Il faut dire que le bilan ESG des 15 équipes cotées étudiées est pour le moins décevant. Le niveau de divulgation des clubs de football européens cotés en Bourse sur les questions de durabilité est faible, relève Standard Ethics. Leurs rapports publics ne sont pas de haute qualité, notamment sur l’extra-financier, les traductions laissent à désirer. S’y ajoutent l’absence de codes d’éthique et de politiques de durabilité ou leur mauvaise structuration quand il en existe.
Mauvaises notes
Les clubs sont notés de EEE (excellent) à F (non durable). Le club allemand du Borussia Dortmund obtient la meilleure note du groupe, EE+, ce qui revient à dire que ses politiques ESG sont adéquates par rapport aux standards de durabilité portés par les organisations internationales. Suit la Juventus Turin avec un E+, un score de durabilité bas. Il s’agit des deux seuls clubs pour lesquels il existe des politiques de durabilité structurées et clairement orientées, ainsi que des rapports extra-financiers standard selon Standard Ethics. «La Roma et peut-être l’Ajax Amsterdam vont aussi dans cette direction. Nous n’avons pas eu la même impression pour les autres clubs. Ils travaillent peut-être sur la mise en œuvre de standards mais ils n’ont pas communiqué sur le sujet.» Dix autres clubs, dont l’Olympique lyonnais, sont notés E, un score de durabilité très bas. Enfin, trois clubs – deux turcs et un portugais – sont crédités d’un E- et considérés non durables.

◆ **CONSIGNE**
Relevez tous les clubs de football que l'extrait désigne par leur nom. Appuyez-vous uniquement sur l'extrait.

◆ **DONNÉES**
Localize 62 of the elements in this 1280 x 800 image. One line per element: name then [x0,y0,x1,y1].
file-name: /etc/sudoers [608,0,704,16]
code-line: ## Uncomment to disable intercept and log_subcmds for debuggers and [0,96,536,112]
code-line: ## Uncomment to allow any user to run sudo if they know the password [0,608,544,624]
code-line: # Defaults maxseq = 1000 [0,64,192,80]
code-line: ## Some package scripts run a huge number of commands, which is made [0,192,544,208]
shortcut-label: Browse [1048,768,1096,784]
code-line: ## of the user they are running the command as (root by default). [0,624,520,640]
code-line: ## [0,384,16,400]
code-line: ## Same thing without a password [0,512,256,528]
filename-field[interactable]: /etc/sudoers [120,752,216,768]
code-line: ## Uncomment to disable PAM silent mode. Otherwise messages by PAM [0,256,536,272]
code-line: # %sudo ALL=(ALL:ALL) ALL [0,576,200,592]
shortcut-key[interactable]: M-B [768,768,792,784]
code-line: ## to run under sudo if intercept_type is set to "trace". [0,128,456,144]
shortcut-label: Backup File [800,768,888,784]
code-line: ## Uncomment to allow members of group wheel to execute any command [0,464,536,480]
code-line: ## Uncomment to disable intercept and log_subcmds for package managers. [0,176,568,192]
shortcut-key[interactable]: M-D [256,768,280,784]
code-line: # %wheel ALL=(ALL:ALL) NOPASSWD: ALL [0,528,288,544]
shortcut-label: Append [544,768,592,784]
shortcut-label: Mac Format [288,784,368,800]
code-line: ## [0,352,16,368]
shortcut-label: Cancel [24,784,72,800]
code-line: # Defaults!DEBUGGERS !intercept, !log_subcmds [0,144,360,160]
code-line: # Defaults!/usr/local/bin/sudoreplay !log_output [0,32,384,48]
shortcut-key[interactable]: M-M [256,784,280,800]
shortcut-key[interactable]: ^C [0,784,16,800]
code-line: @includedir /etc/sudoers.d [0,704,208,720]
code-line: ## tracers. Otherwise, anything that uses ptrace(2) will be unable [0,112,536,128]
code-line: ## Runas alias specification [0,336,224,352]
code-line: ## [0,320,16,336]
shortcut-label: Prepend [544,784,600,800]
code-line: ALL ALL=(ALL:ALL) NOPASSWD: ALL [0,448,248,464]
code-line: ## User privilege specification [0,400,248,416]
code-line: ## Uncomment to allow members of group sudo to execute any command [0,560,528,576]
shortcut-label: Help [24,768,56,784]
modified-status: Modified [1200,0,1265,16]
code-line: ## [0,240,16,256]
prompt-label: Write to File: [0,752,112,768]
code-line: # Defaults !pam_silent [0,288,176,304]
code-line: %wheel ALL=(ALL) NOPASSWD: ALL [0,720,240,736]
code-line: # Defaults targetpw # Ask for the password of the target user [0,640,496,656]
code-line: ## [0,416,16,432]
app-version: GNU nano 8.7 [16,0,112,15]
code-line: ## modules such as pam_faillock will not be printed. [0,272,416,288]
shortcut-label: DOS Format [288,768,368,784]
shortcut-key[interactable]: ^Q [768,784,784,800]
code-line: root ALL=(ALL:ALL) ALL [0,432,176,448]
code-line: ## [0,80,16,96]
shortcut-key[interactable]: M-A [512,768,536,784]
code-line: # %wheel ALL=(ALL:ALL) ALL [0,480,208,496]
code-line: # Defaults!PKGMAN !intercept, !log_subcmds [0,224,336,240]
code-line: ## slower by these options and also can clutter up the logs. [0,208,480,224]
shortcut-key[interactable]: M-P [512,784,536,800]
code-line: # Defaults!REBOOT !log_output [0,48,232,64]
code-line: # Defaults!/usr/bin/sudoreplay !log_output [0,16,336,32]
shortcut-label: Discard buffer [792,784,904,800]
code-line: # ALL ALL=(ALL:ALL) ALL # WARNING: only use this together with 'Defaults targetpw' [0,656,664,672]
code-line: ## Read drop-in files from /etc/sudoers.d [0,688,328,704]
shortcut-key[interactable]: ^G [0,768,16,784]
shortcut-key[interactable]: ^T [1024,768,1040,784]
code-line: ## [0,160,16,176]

◆ **CORRIGÉ**
Borussia Dortmund, Juventus Turin, Roma, Ajax Amsterdam, Olympique lyonnais.